▶ AIM OF THE TASK
Transcribe the full listing below exactly.

▶ GIVEN INFORMATION
--- START ---

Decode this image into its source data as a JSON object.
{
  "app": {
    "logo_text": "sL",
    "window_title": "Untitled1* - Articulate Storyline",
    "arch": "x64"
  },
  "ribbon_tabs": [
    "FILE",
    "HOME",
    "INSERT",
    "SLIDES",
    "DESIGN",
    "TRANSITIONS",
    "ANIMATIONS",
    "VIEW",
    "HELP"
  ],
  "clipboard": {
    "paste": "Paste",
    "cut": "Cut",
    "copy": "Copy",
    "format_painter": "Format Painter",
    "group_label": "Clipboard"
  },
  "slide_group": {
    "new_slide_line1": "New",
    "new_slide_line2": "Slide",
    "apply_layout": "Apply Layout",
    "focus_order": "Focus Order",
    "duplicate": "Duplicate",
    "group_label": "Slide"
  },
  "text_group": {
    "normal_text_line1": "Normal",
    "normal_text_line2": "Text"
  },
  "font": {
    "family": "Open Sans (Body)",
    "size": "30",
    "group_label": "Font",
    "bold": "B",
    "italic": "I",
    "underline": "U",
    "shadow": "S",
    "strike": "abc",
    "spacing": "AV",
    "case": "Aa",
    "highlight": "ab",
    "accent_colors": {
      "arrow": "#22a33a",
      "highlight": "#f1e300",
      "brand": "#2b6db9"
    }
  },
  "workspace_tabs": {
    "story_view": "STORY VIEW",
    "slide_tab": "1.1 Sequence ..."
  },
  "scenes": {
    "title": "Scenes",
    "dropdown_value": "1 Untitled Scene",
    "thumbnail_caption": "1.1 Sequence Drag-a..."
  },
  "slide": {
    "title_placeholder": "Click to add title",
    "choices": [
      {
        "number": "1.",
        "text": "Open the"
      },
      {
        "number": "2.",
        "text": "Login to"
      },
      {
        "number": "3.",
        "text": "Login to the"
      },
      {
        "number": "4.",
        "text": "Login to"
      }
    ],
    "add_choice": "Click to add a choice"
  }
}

--- END ---

▶ SOLUTION FOR THIS PROBLEM
Decode this image into its source data as a JSON object.
{
  "app": {
    "logo_text": "sL",
    "window_title": "Untitled1* - Articulate Storyline",
    "arch": "x64"
  },
  "ribbon_tabs": [
    "FILE",
    "HOME",
    "INSERT",
    "SLIDES",
    "DESIGN",
    "TRANSITIONS",
    "ANIMATIONS",
    "VIEW",
    "HELP"
  ],
  "clipboard": {
    "paste": "Paste",
    "cut": "Cut",
    "copy": "Copy",
    "format_painter": "Format Painter",
    "group_label": "Clipboard"
  },
  "slide_group": {
    "new_slide_line1": "New",
    "new_slide_line2": "Slide",
    "apply_layout": "Apply Layout",
    "focus_order": "Focus Order",
    "duplicate": "Duplicate",
    "group_label": "Slide"
  },
  "text_group": {
    "normal_text_line1": "Normal",
    "normal_text_line2": "Text"
  },
  "font": {
    "family": "Open Sans (Body)",
    "size": "30",
    "group_label": "Font",
    "bold": "B",
    "italic": "I",
    "underline": "U",
    "shadow": "S",
    "strike": "abc",
    "spacing": "AV",
    "case": "Aa",
    "highlight": "ab",
    "accent_colors": {
      "arrow": "#22a33a",
      "highlight": "#f1e300",
      "brand": "#2b6db9"
    }
  },
  "workspace_tabs": {
    "story_view": "STORY VIEW",
    "slide_tab": "1.1 Sequence ..."
  },
  "scenes": {
    "title": "Scenes",
    "dropdown_value": "1 Untitled Scene",
    "thumbnail_caption": "1.1 Sequence Drag-a..."
  },
  "slide": {
    "title_placeholder": "Click to add title",
    "choices": [
      {
        "number": "1.",
        "text": "Open the"
      },
      {
        "number": "2.",
        "text": "Login to"
      },
      {
        "number": "3.",
        "text": "Login to the"
      },
      {
        "number": "4.",
        "text": "Login to"
      }
    ],
    "add_choice": "Click to add a choice"
  }
}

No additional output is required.